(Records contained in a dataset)
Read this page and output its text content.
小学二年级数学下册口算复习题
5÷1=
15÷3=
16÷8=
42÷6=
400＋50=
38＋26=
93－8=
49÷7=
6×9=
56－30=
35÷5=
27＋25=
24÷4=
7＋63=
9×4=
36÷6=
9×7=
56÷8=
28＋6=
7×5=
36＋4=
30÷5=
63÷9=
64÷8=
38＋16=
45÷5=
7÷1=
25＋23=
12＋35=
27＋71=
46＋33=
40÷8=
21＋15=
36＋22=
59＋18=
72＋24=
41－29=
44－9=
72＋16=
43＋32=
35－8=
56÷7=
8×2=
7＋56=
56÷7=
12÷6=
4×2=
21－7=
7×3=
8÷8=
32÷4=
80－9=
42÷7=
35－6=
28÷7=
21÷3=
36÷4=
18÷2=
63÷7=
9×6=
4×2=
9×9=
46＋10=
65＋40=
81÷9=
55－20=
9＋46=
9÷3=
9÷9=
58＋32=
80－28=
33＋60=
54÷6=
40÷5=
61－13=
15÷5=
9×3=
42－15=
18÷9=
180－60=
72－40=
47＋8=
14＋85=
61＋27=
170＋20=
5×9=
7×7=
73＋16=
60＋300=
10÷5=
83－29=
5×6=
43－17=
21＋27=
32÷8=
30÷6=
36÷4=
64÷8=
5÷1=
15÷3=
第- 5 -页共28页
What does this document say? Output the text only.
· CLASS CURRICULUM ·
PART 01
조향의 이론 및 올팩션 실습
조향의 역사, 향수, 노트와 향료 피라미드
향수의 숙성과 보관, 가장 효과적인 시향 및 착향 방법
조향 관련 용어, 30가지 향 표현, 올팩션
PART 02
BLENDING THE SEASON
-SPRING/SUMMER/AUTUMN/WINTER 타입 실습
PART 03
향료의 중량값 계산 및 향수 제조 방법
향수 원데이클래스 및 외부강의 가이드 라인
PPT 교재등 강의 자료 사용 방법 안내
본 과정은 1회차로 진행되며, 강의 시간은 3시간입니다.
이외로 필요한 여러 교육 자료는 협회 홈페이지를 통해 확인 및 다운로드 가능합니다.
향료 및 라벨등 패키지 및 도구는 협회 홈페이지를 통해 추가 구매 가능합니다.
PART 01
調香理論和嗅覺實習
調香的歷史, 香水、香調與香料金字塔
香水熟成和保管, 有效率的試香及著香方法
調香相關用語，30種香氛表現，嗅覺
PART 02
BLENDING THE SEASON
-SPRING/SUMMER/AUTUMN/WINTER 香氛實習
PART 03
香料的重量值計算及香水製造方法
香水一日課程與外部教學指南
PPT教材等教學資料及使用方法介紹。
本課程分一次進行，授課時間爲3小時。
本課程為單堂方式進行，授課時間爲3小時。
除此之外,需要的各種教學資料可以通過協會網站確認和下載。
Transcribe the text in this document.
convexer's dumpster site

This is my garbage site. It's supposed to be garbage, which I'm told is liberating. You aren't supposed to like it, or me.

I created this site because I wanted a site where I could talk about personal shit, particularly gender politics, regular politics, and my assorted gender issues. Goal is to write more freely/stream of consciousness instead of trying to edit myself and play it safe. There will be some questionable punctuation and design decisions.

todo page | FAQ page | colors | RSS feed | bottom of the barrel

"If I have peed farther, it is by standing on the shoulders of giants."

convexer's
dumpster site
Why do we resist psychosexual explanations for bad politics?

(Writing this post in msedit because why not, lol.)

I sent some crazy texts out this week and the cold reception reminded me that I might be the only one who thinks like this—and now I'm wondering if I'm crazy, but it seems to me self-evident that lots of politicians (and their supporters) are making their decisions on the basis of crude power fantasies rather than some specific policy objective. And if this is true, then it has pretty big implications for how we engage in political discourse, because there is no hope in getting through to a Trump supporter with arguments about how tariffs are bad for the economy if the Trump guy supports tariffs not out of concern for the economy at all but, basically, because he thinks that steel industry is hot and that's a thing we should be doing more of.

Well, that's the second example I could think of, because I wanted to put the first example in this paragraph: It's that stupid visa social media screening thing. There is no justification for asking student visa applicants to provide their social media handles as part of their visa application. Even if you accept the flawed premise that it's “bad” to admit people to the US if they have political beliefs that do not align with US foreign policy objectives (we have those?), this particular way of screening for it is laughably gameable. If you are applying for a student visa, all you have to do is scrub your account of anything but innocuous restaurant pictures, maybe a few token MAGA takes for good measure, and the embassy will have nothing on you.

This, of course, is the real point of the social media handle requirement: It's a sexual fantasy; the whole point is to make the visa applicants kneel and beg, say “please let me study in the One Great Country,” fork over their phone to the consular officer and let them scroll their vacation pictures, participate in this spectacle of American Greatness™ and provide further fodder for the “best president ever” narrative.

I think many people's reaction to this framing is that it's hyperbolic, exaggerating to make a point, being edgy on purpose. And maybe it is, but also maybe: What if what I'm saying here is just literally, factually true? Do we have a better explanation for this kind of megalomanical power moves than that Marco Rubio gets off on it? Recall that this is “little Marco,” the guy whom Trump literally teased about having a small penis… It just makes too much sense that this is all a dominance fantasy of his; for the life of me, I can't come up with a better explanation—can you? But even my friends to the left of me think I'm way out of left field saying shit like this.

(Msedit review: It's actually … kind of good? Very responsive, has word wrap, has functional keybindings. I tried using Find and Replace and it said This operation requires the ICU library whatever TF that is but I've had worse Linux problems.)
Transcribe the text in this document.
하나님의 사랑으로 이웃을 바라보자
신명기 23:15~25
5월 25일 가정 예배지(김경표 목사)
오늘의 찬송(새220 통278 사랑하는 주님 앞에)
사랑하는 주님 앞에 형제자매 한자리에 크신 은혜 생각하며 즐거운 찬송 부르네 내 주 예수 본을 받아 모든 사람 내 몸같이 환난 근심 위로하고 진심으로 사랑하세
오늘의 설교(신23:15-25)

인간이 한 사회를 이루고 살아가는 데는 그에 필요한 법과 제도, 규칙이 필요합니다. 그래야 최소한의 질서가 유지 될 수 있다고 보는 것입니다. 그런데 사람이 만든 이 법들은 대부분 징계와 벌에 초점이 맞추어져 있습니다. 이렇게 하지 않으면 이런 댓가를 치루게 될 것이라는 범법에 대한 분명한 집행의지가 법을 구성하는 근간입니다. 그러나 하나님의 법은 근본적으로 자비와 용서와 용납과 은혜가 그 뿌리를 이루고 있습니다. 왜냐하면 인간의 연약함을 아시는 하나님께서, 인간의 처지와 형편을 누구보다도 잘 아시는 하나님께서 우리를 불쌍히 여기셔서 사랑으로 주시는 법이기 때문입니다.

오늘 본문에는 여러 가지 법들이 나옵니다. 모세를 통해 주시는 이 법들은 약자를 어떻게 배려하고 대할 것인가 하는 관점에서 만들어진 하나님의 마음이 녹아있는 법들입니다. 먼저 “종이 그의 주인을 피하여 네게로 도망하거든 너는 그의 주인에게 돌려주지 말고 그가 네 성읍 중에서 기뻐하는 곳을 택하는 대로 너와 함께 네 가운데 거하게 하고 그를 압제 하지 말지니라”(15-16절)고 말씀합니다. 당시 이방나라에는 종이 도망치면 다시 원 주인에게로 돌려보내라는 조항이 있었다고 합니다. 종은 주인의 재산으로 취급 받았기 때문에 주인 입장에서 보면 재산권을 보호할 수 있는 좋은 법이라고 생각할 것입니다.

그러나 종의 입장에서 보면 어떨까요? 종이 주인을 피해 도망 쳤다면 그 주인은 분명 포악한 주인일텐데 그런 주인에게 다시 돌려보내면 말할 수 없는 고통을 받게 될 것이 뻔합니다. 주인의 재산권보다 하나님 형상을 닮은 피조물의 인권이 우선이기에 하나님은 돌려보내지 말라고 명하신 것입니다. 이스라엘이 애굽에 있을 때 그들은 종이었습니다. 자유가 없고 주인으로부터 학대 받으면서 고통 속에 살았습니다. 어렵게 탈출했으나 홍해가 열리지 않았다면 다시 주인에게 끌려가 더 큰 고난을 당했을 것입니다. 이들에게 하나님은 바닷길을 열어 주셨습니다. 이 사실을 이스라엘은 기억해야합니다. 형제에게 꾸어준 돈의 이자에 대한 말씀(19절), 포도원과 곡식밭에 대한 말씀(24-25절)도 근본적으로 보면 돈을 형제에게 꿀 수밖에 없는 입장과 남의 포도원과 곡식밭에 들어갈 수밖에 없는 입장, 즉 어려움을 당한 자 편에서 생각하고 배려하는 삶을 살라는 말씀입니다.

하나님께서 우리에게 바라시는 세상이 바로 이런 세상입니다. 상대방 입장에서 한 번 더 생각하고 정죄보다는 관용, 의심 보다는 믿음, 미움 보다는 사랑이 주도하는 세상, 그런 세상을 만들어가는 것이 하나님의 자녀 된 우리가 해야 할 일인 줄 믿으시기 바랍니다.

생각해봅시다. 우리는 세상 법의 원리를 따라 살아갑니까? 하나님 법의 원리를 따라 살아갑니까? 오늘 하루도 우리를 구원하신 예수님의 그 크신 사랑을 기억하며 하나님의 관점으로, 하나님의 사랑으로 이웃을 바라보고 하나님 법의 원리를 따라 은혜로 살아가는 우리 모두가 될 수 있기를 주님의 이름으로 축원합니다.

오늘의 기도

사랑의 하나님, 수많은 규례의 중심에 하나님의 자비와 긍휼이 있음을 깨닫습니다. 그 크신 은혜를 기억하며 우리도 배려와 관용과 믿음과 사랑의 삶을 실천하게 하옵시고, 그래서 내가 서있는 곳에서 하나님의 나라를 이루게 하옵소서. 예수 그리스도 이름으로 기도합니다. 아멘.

** Direction **
Say how many lines hold the word "하나님께서", giving the number and nothing else.

** Final result **
2